Exercise objective>
Filter these entries so that only lines with the word "marker" remain.

Dataset listings of figures:
━━━
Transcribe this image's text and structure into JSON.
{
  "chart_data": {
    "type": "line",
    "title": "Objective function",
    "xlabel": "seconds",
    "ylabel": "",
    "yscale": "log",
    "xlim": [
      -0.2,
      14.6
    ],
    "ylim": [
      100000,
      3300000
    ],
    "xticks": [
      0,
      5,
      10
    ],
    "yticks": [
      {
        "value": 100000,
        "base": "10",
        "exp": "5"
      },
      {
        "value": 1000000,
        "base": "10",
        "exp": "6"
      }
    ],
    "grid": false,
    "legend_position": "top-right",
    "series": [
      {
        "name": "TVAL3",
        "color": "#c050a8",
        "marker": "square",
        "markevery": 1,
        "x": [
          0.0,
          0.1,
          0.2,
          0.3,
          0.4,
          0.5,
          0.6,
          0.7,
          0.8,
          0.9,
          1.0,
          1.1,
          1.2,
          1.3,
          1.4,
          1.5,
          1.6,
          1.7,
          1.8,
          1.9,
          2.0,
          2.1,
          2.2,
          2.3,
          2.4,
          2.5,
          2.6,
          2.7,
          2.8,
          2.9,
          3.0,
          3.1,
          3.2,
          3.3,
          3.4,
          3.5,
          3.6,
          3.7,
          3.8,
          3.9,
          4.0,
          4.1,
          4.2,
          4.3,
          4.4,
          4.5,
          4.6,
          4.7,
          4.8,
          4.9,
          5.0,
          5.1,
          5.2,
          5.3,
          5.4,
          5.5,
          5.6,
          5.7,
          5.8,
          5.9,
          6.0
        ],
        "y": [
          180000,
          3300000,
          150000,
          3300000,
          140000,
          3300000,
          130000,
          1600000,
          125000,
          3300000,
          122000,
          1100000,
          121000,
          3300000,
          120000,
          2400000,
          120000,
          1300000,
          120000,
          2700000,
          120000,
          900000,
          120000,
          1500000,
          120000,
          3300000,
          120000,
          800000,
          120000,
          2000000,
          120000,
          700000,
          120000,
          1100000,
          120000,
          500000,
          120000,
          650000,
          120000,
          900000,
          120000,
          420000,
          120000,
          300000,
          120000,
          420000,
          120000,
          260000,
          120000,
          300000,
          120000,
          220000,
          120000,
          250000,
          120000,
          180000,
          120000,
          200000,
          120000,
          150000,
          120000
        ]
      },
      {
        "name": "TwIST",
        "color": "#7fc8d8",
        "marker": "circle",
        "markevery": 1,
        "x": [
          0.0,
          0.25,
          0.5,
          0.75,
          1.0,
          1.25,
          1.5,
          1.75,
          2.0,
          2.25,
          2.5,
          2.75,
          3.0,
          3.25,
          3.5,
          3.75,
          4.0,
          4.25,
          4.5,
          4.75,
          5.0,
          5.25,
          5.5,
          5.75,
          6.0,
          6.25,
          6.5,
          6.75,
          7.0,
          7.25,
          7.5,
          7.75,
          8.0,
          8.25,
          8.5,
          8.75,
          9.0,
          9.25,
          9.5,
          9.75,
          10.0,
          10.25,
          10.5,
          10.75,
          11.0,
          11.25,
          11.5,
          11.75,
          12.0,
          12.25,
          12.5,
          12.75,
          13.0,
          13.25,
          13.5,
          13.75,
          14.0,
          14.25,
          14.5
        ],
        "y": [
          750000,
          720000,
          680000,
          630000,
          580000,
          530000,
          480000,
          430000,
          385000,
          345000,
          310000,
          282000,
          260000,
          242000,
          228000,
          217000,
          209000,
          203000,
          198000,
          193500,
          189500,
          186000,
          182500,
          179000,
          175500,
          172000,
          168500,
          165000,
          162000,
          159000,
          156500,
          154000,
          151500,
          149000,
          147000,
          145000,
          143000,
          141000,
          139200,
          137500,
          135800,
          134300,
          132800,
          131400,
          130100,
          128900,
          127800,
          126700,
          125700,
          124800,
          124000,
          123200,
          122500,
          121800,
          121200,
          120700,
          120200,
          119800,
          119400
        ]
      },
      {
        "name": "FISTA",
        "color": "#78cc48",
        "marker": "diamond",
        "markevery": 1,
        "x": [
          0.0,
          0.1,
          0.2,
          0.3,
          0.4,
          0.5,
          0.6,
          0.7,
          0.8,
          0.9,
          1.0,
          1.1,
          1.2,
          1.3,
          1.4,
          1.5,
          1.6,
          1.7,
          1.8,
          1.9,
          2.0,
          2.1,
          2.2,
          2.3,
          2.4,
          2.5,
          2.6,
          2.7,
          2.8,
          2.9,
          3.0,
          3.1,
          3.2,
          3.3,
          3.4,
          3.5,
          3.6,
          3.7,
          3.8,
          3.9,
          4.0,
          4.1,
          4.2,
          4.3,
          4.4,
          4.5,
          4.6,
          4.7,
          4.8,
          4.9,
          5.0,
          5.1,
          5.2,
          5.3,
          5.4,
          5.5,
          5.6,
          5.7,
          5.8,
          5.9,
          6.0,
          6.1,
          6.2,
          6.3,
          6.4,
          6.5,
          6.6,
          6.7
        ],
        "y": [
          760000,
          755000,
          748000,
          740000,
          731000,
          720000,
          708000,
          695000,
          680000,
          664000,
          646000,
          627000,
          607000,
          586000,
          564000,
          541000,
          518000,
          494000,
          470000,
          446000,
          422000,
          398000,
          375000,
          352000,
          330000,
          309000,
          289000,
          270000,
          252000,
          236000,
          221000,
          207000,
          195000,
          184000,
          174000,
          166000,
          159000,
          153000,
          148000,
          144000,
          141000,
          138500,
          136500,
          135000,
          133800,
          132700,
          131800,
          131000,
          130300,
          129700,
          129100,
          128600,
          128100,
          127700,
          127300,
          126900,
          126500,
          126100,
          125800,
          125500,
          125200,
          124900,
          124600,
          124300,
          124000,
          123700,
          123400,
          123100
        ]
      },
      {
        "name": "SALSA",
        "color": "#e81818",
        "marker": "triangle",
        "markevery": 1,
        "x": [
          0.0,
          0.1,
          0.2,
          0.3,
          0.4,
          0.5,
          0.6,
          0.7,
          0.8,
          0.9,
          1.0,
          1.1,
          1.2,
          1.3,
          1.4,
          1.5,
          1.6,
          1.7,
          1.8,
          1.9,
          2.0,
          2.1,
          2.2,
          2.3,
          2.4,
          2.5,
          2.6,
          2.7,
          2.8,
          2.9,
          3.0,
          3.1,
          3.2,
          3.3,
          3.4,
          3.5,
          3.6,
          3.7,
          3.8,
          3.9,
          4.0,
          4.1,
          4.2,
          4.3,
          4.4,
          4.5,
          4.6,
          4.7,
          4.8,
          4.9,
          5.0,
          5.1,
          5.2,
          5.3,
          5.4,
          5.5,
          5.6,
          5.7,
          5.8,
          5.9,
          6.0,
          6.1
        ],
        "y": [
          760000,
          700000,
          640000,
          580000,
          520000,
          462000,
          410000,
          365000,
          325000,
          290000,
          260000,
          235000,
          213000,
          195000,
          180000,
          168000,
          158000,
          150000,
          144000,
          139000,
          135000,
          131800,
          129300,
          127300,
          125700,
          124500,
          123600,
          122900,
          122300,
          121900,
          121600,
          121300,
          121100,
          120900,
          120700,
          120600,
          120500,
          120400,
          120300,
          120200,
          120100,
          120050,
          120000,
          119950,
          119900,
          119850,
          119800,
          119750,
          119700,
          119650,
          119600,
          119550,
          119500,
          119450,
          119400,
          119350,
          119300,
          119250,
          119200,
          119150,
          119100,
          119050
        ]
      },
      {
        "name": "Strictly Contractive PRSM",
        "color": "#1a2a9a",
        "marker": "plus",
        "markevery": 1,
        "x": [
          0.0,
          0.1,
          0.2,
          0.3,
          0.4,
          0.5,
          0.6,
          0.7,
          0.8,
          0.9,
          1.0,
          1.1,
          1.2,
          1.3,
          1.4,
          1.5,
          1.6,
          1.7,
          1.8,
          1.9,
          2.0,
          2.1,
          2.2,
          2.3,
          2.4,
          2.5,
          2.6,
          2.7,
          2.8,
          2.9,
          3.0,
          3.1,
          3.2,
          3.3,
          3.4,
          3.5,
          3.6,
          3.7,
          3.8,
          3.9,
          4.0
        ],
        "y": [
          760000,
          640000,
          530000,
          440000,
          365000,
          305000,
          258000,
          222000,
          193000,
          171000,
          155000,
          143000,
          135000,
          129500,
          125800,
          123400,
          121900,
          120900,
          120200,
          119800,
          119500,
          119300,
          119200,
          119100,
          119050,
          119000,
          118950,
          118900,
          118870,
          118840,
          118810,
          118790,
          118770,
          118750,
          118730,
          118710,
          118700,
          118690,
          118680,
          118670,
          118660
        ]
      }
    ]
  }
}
━━━
Solution to the exercise>
        "marker": "square",
        "marker": "circle",
        "marker": "diamond",
        "marker": "triangle",
        "marker": "plus",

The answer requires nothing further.